Task requirements
Gather all lines with "domain" from the records.
+---+
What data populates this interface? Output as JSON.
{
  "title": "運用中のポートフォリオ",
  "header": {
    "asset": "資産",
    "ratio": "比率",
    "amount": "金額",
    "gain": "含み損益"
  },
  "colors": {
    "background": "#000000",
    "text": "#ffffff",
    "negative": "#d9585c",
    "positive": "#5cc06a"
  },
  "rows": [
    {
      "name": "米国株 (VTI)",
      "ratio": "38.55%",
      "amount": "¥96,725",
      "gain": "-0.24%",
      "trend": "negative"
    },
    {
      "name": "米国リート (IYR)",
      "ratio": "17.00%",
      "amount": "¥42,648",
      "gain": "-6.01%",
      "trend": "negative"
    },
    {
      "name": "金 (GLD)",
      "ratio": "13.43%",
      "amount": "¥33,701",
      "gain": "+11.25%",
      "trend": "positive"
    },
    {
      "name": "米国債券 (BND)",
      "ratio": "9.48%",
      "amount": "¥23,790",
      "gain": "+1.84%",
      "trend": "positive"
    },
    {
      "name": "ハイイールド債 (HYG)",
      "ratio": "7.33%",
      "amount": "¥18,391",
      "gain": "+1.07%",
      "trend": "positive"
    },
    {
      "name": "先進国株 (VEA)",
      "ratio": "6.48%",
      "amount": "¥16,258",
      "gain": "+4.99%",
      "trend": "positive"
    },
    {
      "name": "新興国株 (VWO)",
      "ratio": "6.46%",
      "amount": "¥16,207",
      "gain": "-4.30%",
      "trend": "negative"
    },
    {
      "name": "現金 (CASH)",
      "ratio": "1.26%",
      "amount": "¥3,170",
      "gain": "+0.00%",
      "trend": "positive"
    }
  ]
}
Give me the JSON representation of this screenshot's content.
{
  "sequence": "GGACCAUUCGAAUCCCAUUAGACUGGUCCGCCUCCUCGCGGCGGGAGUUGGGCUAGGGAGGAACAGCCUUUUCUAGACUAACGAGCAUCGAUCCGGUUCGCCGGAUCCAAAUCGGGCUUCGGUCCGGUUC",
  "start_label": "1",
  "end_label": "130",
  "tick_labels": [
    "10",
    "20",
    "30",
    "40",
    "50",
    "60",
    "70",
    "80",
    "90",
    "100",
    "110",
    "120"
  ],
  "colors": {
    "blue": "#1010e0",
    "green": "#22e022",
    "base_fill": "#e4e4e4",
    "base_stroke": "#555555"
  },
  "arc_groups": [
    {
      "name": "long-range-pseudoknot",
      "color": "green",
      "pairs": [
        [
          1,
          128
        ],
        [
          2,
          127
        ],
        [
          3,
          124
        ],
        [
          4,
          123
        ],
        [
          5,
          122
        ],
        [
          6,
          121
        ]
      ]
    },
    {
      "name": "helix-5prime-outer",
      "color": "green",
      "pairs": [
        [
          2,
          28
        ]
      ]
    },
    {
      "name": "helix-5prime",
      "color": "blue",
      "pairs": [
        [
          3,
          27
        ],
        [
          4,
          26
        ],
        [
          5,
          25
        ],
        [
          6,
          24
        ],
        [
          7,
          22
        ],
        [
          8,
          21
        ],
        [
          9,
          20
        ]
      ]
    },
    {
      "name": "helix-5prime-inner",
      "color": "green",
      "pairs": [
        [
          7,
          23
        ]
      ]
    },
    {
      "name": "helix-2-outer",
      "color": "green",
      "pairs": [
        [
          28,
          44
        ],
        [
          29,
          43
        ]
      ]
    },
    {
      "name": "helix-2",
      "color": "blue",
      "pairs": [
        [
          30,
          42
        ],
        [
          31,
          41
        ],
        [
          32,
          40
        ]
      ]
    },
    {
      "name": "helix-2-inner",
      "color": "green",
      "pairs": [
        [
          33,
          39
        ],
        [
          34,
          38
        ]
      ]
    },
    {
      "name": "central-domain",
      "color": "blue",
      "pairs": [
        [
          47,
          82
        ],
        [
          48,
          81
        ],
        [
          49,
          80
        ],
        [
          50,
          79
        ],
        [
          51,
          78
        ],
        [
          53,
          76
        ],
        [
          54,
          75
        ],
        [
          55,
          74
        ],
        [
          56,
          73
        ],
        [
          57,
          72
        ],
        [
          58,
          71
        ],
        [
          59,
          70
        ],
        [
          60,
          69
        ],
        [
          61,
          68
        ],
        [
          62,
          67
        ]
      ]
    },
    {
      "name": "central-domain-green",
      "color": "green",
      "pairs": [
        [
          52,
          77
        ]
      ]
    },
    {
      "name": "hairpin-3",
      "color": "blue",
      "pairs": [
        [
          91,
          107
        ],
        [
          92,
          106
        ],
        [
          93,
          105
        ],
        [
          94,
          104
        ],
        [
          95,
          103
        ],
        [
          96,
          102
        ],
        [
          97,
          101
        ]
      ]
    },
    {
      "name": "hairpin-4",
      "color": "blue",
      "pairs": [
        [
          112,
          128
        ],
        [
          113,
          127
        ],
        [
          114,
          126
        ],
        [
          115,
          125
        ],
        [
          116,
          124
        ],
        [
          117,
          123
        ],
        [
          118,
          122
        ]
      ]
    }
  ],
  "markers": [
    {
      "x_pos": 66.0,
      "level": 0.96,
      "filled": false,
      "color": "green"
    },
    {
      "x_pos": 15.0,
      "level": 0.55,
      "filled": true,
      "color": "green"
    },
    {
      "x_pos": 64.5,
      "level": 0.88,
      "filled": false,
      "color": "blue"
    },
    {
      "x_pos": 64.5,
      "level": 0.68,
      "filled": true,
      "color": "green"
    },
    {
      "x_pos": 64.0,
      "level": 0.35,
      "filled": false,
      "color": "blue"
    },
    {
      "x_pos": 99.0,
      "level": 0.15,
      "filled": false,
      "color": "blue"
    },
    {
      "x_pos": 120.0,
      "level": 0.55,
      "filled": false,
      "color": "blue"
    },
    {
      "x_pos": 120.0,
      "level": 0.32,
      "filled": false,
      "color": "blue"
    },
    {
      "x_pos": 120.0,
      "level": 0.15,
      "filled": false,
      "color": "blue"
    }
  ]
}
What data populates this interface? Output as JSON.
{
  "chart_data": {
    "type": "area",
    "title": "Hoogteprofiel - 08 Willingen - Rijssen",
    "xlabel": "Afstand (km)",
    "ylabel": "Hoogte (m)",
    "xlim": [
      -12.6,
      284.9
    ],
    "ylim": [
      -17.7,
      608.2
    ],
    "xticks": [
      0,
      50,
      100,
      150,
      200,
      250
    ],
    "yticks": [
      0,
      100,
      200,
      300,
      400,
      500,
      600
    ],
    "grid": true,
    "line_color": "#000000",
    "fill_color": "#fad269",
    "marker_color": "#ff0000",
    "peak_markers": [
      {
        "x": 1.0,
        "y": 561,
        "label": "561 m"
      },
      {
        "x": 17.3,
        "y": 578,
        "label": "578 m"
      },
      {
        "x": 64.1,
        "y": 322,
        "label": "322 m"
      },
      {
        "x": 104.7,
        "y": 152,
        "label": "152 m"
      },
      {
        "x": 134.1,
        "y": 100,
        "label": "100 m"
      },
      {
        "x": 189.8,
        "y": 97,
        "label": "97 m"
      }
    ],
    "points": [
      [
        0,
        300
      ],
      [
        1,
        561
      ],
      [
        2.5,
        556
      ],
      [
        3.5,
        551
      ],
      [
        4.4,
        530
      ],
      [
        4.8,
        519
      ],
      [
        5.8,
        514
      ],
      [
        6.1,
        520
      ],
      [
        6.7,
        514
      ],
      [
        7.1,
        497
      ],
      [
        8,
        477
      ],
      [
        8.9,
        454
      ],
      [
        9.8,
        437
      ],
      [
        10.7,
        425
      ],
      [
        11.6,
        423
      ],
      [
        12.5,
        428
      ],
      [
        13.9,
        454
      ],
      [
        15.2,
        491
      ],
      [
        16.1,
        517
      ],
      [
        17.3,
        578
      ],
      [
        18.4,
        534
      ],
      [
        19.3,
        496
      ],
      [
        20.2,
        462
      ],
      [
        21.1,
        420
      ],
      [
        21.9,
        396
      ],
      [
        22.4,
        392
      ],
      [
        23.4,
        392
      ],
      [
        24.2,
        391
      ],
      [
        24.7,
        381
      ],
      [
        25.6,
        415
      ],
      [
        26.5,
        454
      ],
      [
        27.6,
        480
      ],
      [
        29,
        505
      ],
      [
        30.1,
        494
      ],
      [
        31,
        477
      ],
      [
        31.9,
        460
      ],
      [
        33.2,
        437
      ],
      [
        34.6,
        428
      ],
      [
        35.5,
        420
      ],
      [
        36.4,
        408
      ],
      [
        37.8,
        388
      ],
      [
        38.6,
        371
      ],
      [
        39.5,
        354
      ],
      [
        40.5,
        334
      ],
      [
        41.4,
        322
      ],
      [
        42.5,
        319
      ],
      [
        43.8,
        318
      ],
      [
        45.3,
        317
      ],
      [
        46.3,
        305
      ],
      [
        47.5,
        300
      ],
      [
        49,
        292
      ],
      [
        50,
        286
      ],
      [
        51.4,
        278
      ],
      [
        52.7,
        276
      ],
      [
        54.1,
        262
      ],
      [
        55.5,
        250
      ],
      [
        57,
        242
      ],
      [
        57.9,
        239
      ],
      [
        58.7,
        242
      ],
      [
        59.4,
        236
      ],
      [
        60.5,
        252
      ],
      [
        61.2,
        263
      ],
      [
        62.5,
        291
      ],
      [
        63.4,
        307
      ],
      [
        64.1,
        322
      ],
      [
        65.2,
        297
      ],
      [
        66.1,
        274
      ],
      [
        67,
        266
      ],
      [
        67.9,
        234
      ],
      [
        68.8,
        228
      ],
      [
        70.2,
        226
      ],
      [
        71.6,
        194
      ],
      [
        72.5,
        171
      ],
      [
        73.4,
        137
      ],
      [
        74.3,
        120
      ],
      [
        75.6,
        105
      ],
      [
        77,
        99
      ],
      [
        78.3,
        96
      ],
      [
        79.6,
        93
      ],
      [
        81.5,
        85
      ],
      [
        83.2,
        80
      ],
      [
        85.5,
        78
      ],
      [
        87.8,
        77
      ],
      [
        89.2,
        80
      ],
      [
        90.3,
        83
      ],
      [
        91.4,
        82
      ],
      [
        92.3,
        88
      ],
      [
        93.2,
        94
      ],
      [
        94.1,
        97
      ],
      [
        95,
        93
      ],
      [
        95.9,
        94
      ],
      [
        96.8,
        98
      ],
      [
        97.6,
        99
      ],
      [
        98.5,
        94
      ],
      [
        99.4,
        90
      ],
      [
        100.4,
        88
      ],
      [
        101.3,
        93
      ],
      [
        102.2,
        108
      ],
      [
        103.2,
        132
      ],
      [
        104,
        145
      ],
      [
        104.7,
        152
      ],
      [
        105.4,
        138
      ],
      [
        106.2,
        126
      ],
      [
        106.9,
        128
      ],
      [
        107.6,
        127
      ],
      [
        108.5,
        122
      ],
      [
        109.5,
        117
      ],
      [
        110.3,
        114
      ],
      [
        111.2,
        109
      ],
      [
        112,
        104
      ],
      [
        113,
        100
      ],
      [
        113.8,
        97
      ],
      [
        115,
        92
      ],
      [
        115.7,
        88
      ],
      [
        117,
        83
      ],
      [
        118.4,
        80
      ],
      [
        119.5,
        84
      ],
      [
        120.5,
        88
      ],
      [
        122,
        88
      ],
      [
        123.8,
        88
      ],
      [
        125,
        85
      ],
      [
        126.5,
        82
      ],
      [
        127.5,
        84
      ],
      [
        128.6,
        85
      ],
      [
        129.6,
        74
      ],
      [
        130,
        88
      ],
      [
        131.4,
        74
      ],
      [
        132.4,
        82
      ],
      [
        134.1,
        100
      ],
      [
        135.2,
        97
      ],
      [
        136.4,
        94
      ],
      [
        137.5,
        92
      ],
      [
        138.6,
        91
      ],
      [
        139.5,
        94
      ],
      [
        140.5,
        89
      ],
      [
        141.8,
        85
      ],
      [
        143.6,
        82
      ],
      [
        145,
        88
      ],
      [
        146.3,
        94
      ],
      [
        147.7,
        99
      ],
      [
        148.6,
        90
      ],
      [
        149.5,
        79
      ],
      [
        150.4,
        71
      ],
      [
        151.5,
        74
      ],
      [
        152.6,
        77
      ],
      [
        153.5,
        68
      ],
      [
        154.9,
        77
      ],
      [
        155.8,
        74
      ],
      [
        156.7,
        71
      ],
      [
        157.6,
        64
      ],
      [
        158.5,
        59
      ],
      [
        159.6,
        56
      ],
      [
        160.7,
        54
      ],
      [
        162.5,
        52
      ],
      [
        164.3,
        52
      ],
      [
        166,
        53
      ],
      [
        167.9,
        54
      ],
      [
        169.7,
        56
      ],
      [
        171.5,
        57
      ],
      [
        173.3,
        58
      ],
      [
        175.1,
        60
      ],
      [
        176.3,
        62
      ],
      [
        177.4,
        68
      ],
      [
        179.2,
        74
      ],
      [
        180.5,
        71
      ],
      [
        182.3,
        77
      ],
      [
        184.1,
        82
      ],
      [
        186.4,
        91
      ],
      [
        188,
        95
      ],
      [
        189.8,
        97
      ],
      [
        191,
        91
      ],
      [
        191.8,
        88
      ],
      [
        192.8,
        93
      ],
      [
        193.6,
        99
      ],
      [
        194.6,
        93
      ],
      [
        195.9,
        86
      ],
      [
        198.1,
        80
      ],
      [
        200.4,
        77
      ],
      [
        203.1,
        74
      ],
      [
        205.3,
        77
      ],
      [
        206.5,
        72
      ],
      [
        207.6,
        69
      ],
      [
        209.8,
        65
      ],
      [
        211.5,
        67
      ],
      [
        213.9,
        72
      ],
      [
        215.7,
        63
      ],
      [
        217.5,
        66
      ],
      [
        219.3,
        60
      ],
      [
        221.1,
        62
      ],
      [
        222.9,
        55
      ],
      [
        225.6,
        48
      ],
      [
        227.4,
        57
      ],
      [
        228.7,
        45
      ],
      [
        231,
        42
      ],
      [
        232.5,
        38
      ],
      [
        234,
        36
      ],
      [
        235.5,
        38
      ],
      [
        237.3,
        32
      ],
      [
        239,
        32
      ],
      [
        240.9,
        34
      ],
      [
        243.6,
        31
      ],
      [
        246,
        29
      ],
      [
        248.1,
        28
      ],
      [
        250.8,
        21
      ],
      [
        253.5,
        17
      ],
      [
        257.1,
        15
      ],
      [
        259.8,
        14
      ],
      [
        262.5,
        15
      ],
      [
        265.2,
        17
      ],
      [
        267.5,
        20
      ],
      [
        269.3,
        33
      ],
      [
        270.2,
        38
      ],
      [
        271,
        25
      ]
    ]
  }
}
+---+
Exercise answer
      "name": "central-domain",
      "name": "central-domain-green",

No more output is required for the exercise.